Records from a data collection

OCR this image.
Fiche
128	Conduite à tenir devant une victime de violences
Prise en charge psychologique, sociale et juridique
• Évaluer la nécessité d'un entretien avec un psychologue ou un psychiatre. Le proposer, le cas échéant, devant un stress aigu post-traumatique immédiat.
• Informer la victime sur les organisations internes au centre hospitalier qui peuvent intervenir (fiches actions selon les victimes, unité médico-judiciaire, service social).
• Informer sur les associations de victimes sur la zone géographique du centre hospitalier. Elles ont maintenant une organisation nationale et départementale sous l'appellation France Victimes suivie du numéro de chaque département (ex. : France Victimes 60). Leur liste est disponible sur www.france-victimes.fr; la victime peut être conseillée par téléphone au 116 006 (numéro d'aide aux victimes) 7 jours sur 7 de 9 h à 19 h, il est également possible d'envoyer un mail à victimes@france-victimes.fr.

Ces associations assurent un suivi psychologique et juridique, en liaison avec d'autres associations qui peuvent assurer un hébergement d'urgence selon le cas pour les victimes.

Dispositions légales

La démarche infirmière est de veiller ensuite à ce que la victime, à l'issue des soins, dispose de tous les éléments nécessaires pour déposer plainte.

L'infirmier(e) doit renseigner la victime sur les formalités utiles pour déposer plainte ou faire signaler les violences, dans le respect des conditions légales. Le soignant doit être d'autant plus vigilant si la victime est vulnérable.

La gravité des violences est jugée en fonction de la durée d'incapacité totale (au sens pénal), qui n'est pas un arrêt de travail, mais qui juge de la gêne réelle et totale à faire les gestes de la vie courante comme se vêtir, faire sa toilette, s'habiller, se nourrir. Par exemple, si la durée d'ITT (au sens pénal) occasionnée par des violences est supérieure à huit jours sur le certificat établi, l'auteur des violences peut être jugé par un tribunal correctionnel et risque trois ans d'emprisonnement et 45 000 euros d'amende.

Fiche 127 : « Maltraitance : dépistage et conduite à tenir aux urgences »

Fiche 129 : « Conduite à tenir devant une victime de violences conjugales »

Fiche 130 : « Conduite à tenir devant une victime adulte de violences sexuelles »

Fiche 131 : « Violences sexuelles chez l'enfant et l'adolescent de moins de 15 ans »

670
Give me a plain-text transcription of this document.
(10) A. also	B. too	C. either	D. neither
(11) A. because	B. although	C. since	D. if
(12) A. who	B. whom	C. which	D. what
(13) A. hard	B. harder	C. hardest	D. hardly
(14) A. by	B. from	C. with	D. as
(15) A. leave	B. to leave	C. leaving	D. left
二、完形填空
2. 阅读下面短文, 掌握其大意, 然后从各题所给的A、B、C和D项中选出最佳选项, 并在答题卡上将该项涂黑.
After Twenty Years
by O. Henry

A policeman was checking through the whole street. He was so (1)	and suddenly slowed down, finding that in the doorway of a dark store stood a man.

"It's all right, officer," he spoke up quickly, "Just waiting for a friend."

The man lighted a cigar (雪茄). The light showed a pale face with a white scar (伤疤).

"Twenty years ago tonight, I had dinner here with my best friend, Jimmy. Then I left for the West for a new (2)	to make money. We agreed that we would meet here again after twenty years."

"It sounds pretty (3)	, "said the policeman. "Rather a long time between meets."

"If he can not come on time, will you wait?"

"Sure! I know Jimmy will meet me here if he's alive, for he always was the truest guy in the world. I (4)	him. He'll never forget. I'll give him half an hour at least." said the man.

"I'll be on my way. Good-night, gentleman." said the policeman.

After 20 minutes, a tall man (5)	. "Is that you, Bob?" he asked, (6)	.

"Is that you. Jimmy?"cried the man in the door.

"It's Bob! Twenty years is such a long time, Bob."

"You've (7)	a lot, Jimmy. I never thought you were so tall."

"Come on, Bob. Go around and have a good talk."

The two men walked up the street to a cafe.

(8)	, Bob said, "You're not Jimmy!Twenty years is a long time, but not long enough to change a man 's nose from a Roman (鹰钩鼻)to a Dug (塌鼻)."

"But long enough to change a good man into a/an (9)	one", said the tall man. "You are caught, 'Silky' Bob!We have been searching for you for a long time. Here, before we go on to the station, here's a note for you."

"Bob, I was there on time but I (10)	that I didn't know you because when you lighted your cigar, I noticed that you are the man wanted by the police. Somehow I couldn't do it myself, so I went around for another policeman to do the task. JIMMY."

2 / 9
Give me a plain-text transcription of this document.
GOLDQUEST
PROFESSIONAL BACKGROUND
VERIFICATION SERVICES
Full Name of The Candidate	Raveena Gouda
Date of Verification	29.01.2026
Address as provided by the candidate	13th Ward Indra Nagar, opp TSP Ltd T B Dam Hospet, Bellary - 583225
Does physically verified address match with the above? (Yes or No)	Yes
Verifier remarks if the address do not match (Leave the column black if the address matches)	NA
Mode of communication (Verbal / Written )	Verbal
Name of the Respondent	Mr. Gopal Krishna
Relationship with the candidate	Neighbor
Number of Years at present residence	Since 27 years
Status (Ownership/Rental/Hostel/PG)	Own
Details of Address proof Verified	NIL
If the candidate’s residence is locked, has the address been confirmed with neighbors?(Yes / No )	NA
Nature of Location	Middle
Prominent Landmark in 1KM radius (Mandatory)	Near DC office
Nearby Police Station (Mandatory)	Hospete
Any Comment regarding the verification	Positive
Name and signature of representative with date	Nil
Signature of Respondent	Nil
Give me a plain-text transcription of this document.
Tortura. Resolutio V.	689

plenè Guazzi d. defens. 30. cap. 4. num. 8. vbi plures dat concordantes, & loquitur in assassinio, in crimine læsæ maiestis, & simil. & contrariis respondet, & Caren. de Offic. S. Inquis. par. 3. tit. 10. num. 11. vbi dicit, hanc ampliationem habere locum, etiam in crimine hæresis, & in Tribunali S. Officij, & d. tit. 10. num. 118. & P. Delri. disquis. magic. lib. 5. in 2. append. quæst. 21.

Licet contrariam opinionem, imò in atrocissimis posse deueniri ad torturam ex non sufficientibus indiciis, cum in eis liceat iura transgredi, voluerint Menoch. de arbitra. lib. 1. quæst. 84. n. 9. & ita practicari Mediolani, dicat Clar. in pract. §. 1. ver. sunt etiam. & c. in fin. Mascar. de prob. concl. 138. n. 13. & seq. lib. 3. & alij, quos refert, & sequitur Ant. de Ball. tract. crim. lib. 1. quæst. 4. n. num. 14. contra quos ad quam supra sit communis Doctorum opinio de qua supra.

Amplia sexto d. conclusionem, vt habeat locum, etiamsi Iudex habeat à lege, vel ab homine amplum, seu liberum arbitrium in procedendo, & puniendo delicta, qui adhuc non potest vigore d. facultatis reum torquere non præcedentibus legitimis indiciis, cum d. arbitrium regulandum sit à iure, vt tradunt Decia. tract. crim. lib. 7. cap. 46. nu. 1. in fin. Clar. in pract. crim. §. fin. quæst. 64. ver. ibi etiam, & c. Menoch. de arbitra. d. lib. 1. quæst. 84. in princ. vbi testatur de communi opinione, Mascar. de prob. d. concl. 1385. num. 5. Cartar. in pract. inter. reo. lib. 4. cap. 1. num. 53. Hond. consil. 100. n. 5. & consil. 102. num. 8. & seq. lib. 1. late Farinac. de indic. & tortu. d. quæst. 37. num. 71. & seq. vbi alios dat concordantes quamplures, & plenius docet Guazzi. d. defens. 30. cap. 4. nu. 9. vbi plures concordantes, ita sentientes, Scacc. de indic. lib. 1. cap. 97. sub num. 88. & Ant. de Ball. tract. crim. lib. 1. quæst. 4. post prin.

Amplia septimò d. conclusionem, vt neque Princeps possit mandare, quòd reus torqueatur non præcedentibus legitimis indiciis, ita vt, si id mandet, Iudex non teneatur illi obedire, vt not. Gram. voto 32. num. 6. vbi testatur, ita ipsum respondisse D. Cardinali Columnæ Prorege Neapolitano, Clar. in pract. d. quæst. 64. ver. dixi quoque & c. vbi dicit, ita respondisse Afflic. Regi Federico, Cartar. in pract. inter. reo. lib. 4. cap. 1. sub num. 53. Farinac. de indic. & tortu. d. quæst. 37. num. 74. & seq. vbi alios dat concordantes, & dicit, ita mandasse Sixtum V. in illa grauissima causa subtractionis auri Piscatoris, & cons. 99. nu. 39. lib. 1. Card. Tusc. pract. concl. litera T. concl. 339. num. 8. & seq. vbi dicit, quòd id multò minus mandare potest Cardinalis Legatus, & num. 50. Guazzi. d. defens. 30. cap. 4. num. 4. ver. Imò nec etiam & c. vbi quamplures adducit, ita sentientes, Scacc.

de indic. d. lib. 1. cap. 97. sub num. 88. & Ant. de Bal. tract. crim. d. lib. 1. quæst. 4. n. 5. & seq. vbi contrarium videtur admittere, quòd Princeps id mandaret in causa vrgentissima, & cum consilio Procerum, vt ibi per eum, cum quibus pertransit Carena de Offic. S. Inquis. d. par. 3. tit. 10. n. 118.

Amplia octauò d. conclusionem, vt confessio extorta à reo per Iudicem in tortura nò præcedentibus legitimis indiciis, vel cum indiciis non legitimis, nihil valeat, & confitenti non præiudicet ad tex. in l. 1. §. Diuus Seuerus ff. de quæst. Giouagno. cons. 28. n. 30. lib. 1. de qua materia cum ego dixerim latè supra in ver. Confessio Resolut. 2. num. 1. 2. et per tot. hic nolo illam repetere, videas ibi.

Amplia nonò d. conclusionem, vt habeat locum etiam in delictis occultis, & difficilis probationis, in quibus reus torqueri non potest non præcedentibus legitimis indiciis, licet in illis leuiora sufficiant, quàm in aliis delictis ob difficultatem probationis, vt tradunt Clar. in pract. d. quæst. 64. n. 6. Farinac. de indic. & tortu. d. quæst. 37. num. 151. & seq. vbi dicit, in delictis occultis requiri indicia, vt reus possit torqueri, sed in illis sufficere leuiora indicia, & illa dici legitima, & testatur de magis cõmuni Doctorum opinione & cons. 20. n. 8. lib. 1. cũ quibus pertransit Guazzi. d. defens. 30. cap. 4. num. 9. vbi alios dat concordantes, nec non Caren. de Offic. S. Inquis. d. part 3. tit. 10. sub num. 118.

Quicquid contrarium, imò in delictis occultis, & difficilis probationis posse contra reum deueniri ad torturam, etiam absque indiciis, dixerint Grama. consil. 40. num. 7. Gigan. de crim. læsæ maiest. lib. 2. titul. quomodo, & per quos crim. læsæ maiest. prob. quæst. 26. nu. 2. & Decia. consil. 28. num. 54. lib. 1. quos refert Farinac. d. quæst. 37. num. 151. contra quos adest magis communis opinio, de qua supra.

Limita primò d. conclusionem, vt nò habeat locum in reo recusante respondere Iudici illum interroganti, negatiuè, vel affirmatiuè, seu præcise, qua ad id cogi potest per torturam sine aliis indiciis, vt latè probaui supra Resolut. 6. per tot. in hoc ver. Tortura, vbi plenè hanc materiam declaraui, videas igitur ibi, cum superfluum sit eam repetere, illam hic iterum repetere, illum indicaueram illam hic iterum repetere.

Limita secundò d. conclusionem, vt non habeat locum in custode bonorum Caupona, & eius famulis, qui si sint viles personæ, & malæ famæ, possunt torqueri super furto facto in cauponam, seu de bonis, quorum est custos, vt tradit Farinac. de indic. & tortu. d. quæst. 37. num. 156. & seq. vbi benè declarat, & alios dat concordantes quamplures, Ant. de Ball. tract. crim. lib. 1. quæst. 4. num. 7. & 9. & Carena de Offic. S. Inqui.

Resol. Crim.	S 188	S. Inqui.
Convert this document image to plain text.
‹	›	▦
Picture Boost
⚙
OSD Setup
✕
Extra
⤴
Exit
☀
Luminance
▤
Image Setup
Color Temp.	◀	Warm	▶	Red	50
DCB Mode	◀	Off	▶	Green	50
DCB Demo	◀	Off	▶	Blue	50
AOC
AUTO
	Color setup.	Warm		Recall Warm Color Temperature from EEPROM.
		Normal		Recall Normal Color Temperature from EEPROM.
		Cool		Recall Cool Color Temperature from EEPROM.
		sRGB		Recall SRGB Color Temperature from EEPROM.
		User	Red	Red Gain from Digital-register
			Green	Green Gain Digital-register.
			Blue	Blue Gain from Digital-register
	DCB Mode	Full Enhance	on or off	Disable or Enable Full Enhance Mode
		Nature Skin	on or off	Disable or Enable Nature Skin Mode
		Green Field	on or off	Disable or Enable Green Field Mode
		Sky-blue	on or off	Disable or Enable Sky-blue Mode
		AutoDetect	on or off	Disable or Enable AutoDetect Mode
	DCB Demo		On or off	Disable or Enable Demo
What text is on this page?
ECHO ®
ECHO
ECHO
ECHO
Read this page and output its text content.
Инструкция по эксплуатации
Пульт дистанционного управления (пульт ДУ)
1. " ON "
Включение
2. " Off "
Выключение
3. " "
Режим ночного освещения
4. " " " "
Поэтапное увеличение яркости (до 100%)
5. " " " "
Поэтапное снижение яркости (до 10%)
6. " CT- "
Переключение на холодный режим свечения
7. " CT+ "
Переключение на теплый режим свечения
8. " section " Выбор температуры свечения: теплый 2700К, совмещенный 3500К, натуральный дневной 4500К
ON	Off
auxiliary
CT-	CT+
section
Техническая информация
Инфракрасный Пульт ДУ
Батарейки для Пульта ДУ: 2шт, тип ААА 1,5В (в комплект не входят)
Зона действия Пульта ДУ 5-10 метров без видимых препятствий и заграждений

→ **REQUIRED WORK**
Using the listing above, list every line in which the string "Green" occurs.

→ **ANSWER TO THE TASK**
DCB Mode	◀	Off	▶	Green	50
			Green	Green Gain Digital-register.
		Green Field	on or off	Disable or Enable Green Field Mode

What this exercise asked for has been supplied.